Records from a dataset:
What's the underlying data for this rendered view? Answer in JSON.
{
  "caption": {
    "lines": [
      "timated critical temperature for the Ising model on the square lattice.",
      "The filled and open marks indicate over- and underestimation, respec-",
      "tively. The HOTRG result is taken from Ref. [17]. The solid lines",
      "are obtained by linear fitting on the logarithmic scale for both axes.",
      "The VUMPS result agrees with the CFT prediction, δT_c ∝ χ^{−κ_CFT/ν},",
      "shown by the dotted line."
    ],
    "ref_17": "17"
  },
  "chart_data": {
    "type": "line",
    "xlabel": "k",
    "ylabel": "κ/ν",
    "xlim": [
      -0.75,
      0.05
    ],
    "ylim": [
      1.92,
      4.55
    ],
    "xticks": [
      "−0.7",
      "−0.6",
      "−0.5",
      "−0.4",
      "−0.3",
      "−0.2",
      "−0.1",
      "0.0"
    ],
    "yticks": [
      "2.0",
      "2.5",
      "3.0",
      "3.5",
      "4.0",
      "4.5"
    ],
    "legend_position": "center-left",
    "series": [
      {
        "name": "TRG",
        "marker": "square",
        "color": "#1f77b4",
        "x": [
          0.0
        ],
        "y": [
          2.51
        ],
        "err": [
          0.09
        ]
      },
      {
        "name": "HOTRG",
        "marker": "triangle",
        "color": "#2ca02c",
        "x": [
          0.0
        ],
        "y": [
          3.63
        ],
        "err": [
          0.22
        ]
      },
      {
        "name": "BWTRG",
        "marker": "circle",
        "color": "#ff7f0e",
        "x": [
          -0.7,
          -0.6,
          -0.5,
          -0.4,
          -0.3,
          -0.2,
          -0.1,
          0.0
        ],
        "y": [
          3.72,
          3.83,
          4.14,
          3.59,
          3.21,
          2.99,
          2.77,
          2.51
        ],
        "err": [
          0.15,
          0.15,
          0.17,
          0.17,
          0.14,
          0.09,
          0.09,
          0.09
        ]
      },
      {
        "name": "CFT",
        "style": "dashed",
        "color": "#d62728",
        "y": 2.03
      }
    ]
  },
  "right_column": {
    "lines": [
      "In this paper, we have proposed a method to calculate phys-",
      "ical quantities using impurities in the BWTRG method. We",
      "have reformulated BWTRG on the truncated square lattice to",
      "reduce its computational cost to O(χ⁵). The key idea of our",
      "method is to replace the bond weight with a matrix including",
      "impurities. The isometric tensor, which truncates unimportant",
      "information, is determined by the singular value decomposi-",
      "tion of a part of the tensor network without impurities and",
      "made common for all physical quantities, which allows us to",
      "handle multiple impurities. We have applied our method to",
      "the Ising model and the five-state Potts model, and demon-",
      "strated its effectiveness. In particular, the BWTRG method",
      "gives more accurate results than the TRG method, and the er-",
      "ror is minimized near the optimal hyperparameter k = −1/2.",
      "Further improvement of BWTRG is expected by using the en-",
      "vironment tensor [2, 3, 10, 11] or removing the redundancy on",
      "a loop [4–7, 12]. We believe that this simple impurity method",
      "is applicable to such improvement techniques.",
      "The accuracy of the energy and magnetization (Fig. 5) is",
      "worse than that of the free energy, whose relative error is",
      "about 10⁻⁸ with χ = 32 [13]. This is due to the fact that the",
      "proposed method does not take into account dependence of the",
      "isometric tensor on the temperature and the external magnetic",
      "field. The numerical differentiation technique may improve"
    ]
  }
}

• What to work on:
Reproduce each entry above exactly, keeping every word.

• Answer:
What's the underlying data for this rendered view? Answer in JSON.
{
  "caption": {
    "lines": [
      "timated critical temperature for the Ising model on the square lattice.",
      "The filled and open marks indicate over- and underestimation, respec-",
      "tively. The HOTRG result is taken from Ref. [17]. The solid lines",
      "are obtained by linear fitting on the logarithmic scale for both axes.",
      "The VUMPS result agrees with the CFT prediction, δT_c ∝ χ^{−κ_CFT/ν},",
      "shown by the dotted line."
    ],
    "ref_17": "17"
  },
  "chart_data": {
    "type": "line",
    "xlabel": "k",
    "ylabel": "κ/ν",
    "xlim": [
      -0.75,
      0.05
    ],
    "ylim": [
      1.92,
      4.55
    ],
    "xticks": [
      "−0.7",
      "−0.6",
      "−0.5",
      "−0.4",
      "−0.3",
      "−0.2",
      "−0.1",
      "0.0"
    ],
    "yticks": [
      "2.0",
      "2.5",
      "3.0",
      "3.5",
      "4.0",
      "4.5"
    ],
    "legend_position": "center-left",
    "series": [
      {
        "name": "TRG",
        "marker": "square",
        "color": "#1f77b4",
        "x": [
          0.0
        ],
        "y": [
          2.51
        ],
        "err": [
          0.09
        ]
      },
      {
        "name": "HOTRG",
        "marker": "triangle",
        "color": "#2ca02c",
        "x": [
          0.0
        ],
        "y": [
          3.63
        ],
        "err": [
          0.22
        ]
      },
      {
        "name": "BWTRG",
        "marker": "circle",
        "color": "#ff7f0e",
        "x": [
          -0.7,
          -0.6,
          -0.5,
          -0.4,
          -0.3,
          -0.2,
          -0.1,
          0.0
        ],
        "y": [
          3.72,
          3.83,
          4.14,
          3.59,
          3.21,
          2.99,
          2.77,
          2.51
        ],
        "err": [
          0.15,
          0.15,
          0.17,
          0.17,
          0.14,
          0.09,
          0.09,
          0.09
        ]
      },
      {
        "name": "CFT",
        "style": "dashed",
        "color": "#d62728",
        "y": 2.03
      }
    ]
  },
  "right_column": {
    "lines": [
      "In this paper, we have proposed a method to calculate phys-",
      "ical quantities using impurities in the BWTRG method. We",
      "have reformulated BWTRG on the truncated square lattice to",
      "reduce its computational cost to O(χ⁵). The key idea of our",
      "method is to replace the bond weight with a matrix including",
      "impurities. The isometric tensor, which truncates unimportant",
      "information, is determined by the singular value decomposi-",
      "tion of a part of the tensor network without impurities and",
      "made common for all physical quantities, which allows us to",
      "handle multiple impurities. We have applied our method to",
      "the Ising model and the five-state Potts model, and demon-",
      "strated its effectiveness. In particular, the BWTRG method",
      "gives more accurate results than the TRG method, and the er-",
      "ror is minimized near the optimal hyperparameter k = −1/2.",
      "Further improvement of BWTRG is expected by using the en-",
      "vironment tensor [2, 3, 10, 11] or removing the redundancy on",
      "a loop [4–7, 12]. We believe that this simple impurity method",
      "is applicable to such improvement techniques.",
      "The accuracy of the energy and magnetization (Fig. 5) is",
      "worse than that of the free energy, whose relative error is",
      "about 10⁻⁸ with χ = 32 [13]. This is due to the fact that the",
      "proposed method does not take into account dependence of the",
      "isometric tensor on the temperature and the external magnetic",
      "field. The numerical differentiation technique may improve"
    ]
  }
}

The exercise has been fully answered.